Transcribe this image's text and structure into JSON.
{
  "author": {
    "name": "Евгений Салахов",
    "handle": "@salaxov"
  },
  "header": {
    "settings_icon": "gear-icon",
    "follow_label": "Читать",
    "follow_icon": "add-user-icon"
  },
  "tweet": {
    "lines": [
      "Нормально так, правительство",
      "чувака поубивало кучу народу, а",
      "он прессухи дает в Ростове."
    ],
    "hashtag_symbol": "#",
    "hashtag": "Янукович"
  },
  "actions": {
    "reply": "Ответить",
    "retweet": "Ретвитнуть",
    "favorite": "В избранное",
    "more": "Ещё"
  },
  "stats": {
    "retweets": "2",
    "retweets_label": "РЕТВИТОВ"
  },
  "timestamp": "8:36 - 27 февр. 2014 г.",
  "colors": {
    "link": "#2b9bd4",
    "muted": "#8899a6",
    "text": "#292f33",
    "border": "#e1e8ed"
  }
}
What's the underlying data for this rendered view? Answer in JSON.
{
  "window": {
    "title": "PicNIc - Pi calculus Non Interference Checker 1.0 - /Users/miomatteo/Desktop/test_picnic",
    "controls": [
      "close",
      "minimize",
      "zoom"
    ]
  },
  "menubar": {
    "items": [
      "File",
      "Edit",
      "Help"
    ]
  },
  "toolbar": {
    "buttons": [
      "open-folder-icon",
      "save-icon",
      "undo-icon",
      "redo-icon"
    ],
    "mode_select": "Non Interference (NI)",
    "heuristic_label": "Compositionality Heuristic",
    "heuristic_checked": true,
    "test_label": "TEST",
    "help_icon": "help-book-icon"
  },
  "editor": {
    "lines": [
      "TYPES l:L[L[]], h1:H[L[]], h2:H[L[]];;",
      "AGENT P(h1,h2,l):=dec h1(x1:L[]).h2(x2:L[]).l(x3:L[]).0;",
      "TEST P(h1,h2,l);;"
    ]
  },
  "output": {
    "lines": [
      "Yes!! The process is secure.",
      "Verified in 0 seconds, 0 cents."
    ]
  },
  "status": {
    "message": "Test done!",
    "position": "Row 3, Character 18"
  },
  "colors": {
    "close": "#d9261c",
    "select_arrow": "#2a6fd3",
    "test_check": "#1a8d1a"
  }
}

┄┄┄┄┄┄

INSTRUCTIONS TO FOLLOW
The records above should be restated word for word, please.

WRITTEN ANSWER
Transcribe this image's text and structure into JSON.
{
  "author": {
    "name": "Евгений Салахов",
    "handle": "@salaxov"
  },
  "header": {
    "settings_icon": "gear-icon",
    "follow_label": "Читать",
    "follow_icon": "add-user-icon"
  },
  "tweet": {
    "lines": [
      "Нормально так, правительство",
      "чувака поубивало кучу народу, а",
      "он прессухи дает в Ростове."
    ],
    "hashtag_symbol": "#",
    "hashtag": "Янукович"
  },
  "actions": {
    "reply": "Ответить",
    "retweet": "Ретвитнуть",
    "favorite": "В избранное",
    "more": "Ещё"
  },
  "stats": {
    "retweets": "2",
    "retweets_label": "РЕТВИТОВ"
  },
  "timestamp": "8:36 - 27 февр. 2014 г.",
  "colors": {
    "link": "#2b9bd4",
    "muted": "#8899a6",
    "text": "#292f33",
    "border": "#e1e8ed"
  }
}
What's the underlying data for this rendered view? Answer in JSON.
{
  "window": {
    "title": "PicNIc - Pi calculus Non Interference Checker 1.0 - /Users/miomatteo/Desktop/test_picnic",
    "controls": [
      "close",
      "minimize",
      "zoom"
    ]
  },
  "menubar": {
    "items": [
      "File",
      "Edit",
      "Help"
    ]
  },
  "toolbar": {
    "buttons": [
      "open-folder-icon",
      "save-icon",
      "undo-icon",
      "redo-icon"
    ],
    "mode_select": "Non Interference (NI)",
    "heuristic_label": "Compositionality Heuristic",
    "heuristic_checked": true,
    "test_label": "TEST",
    "help_icon": "help-book-icon"
  },
  "editor": {
    "lines": [
      "TYPES l:L[L[]], h1:H[L[]], h2:H[L[]];;",
      "AGENT P(h1,h2,l):=dec h1(x1:L[]).h2(x2:L[]).l(x3:L[]).0;",
      "TEST P(h1,h2,l);;"
    ]
  },
  "output": {
    "lines": [
      "Yes!! The process is secure.",
      "Verified in 0 seconds, 0 cents."
    ]
  },
  "status": {
    "message": "Test done!",
    "position": "Row 3, Character 18"
  },
  "colors": {
    "close": "#d9261c",
    "select_arrow": "#2a6fd3",
    "test_check": "#1a8d1a"
  }
}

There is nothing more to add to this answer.